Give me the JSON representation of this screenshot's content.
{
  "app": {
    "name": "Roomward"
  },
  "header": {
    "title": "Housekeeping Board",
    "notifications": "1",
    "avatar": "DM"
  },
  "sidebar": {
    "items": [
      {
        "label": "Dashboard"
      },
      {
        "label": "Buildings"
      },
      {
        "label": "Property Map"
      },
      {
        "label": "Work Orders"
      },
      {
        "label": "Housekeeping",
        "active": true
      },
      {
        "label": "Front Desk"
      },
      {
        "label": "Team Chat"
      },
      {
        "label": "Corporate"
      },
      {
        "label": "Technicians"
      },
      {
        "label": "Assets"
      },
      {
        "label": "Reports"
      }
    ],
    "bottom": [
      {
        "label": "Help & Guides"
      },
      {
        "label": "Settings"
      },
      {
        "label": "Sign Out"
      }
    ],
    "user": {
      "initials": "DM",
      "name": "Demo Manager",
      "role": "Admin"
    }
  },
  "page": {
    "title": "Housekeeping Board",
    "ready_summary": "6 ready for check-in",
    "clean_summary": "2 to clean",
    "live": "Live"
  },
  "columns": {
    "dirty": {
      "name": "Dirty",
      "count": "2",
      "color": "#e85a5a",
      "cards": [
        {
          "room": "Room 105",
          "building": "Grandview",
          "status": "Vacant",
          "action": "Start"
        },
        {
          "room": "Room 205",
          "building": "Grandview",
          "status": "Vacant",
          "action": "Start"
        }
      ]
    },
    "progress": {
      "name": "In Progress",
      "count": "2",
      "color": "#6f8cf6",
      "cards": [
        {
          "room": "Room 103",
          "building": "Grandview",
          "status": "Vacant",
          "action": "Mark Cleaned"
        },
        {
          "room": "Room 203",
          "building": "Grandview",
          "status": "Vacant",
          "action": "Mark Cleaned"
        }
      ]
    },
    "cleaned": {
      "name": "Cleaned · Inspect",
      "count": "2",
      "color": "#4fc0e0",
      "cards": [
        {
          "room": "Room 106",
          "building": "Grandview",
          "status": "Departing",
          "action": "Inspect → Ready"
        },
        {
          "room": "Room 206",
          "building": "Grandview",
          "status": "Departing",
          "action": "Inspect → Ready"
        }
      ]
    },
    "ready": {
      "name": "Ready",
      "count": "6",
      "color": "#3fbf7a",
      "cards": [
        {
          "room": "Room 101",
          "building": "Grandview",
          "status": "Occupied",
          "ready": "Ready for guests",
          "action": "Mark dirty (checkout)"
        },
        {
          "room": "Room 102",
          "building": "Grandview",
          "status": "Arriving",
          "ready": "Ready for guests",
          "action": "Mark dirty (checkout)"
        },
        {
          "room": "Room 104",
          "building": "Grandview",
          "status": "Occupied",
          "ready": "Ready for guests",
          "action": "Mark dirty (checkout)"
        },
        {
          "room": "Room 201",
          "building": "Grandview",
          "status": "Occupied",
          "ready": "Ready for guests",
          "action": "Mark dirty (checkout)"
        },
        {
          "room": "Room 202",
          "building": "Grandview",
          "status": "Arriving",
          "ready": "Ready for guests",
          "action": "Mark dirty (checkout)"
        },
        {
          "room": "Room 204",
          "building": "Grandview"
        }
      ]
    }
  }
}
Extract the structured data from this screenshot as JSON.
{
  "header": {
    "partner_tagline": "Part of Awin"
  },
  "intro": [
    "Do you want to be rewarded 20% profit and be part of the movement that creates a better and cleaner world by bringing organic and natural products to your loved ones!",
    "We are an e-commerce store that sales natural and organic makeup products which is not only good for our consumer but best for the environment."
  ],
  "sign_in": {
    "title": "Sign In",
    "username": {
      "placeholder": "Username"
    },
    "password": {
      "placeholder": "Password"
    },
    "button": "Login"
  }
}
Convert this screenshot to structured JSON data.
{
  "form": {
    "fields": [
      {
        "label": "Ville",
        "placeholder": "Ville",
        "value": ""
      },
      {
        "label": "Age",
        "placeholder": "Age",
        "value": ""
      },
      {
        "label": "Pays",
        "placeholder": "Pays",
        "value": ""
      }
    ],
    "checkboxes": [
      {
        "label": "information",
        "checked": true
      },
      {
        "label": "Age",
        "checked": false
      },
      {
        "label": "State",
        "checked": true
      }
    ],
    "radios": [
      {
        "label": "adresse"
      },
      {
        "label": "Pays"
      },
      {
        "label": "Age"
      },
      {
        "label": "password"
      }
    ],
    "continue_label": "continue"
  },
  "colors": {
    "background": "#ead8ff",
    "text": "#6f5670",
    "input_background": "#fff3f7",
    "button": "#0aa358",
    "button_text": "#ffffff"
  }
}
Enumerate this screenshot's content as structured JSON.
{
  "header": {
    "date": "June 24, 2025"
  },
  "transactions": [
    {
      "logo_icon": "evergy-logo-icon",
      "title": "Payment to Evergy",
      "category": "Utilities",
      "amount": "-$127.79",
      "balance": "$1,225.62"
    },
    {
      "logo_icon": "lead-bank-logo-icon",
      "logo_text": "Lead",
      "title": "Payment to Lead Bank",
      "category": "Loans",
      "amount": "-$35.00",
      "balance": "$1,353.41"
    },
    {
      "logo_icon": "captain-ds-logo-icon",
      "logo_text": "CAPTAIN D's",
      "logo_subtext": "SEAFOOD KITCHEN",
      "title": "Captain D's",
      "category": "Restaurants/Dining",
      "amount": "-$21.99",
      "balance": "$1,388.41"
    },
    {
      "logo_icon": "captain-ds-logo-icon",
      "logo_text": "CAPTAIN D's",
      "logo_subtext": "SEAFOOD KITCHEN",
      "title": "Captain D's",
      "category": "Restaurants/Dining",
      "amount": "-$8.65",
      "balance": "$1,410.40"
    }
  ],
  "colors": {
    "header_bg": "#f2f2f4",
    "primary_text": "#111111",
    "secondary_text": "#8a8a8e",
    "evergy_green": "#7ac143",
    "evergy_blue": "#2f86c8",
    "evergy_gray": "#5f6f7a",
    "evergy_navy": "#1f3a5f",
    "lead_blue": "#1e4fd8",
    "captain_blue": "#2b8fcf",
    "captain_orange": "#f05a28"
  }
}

=-=-=-=-=

Problem to solve: Print the material above once more, exactly.

Answer to the problem:
Give me the JSON representation of this screenshot's content.
{
  "app": {
    "name": "Roomward"
  },
  "header": {
    "title": "Housekeeping Board",
    "notifications": "1",
    "avatar": "DM"
  },
  "sidebar": {
    "items": [
      {
        "label": "Dashboard"
      },
      {
        "label": "Buildings"
      },
      {
        "label": "Property Map"
      },
      {
        "label": "Work Orders"
      },
      {
        "label": "Housekeeping",
        "active": true
      },
      {
        "label": "Front Desk"
      },
      {
        "label": "Team Chat"
      },
      {
        "label": "Corporate"
      },
      {
        "label": "Technicians"
      },
      {
        "label": "Assets"
      },
      {
        "label": "Reports"
      }
    ],
    "bottom": [
      {
        "label": "Help & Guides"
      },
      {
        "label": "Settings"
      },
      {
        "label": "Sign Out"
      }
    ],
    "user": {
      "initials": "DM",
      "name": "Demo Manager",
      "role": "Admin"
    }
  },
  "page": {
    "title": "Housekeeping Board",
    "ready_summary": "6 ready for check-in",
    "clean_summary": "2 to clean",
    "live": "Live"
  },
  "columns": {
    "dirty": {
      "name": "Dirty",
      "count": "2",
      "color": "#e85a5a",
      "cards": [
        {
          "room": "Room 105",
          "building": "Grandview",
          "status": "Vacant",
          "action": "Start"
        },
        {
          "room": "Room 205",
          "building": "Grandview",
          "status": "Vacant",
          "action": "Start"
        }
      ]
    },
    "progress": {
      "name": "In Progress",
      "count": "2",
      "color": "#6f8cf6",
      "cards": [
        {
          "room": "Room 103",
          "building": "Grandview",
          "status": "Vacant",
          "action": "Mark Cleaned"
        },
        {
          "room": "Room 203",
          "building": "Grandview",
          "status": "Vacant",
          "action": "Mark Cleaned"
        }
      ]
    },
    "cleaned": {
      "name": "Cleaned · Inspect",
      "count": "2",
      "color": "#4fc0e0",
      "cards": [
        {
          "room": "Room 106",
          "building": "Grandview",
          "status": "Departing",
          "action": "Inspect → Ready"
        },
        {
          "room": "Room 206",
          "building": "Grandview",
          "status": "Departing",
          "action": "Inspect → Ready"
        }
      ]
    },
    "ready": {
      "name": "Ready",
      "count": "6",
      "color": "#3fbf7a",
      "cards": [
        {
          "room": "Room 101",
          "building": "Grandview",
          "status": "Occupied",
          "ready": "Ready for guests",
          "action": "Mark dirty (checkout)"
        },
        {
          "room": "Room 102",
          "building": "Grandview",
          "status": "Arriving",
          "ready": "Ready for guests",
          "action": "Mark dirty (checkout)"
        },
        {
          "room": "Room 104",
          "building": "Grandview",
          "status": "Occupied",
          "ready": "Ready for guests",
          "action": "Mark dirty (checkout)"
        },
        {
          "room": "Room 201",
          "building": "Grandview",
          "status": "Occupied",
          "ready": "Ready for guests",
          "action": "Mark dirty (checkout)"
        },
        {
          "room": "Room 202",
          "building": "Grandview",
          "status": "Arriving",
          "ready": "Ready for guests",
          "action": "Mark dirty (checkout)"
        },
        {
          "room": "Room 204",
          "building": "Grandview"
        }
      ]
    }
  }
}
Extract the structured data from this screenshot as JSON.
{
  "header": {
    "partner_tagline": "Part of Awin"
  },
  "intro": [
    "Do you want to be rewarded 20% profit and be part of the movement that creates a better and cleaner world by bringing organic and natural products to your loved ones!",
    "We are an e-commerce store that sales natural and organic makeup products which is not only good for our consumer but best for the environment."
  ],
  "sign_in": {
    "title": "Sign In",
    "username": {
      "placeholder": "Username"
    },
    "password": {
      "placeholder": "Password"
    },
    "button": "Login"
  }
}
Convert this screenshot to structured JSON data.
{
  "form": {
    "fields": [
      {
        "label": "Ville",
        "placeholder": "Ville",
        "value": ""
      },
      {
        "label": "Age",
        "placeholder": "Age",
        "value": ""
      },
      {
        "label": "Pays",
        "placeholder": "Pays",
        "value": ""
      }
    ],
    "checkboxes": [
      {
        "label": "information",
        "checked": true
      },
      {
        "label": "Age",
        "checked": false
      },
      {
        "label": "State",
        "checked": true
      }
    ],
    "radios": [
      {
        "label": "adresse"
      },
      {
        "label": "Pays"
      },
      {
        "label": "Age"
      },
      {
        "label": "password"
      }
    ],
    "continue_label": "continue"
  },
  "colors": {
    "background": "#ead8ff",
    "text": "#6f5670",
    "input_background": "#fff3f7",
    "button": "#0aa358",
    "button_text": "#ffffff"
  }
}
Enumerate this screenshot's content as structured JSON.
{
  "header": {
    "date": "June 24, 2025"
  },
  "transactions": [
    {
      "logo_icon": "evergy-logo-icon",
      "title": "Payment to Evergy",
      "category": "Utilities",
      "amount": "-$127.79",
      "balance": "$1,225.62"
    },
    {
      "logo_icon": "lead-bank-logo-icon",
      "logo_text": "Lead",
      "title": "Payment to Lead Bank",
      "category": "Loans",
      "amount": "-$35.00",
      "balance": "$1,353.41"
    },
    {
      "logo_icon": "captain-ds-logo-icon",
      "logo_text": "CAPTAIN D's",
      "logo_subtext": "SEAFOOD KITCHEN",
      "title": "Captain D's",
      "category": "Restaurants/Dining",
      "amount": "-$21.99",
      "balance": "$1,388.41"
    },
    {
      "logo_icon": "captain-ds-logo-icon",
      "logo_text": "CAPTAIN D's",
      "logo_subtext": "SEAFOOD KITCHEN",
      "title": "Captain D's",
      "category": "Restaurants/Dining",
      "amount": "-$8.65",
      "balance": "$1,410.40"
    }
  ],
  "colors": {
    "header_bg": "#f2f2f4",
    "primary_text": "#111111",
    "secondary_text": "#8a8a8e",
    "evergy_green": "#7ac143",
    "evergy_blue": "#2f86c8",
    "evergy_gray": "#5f6f7a",
    "evergy_navy": "#1f3a5f",
    "lead_blue": "#1e4fd8",
    "captain_blue": "#2b8fcf",
    "captain_orange": "#f05a28"
  }
}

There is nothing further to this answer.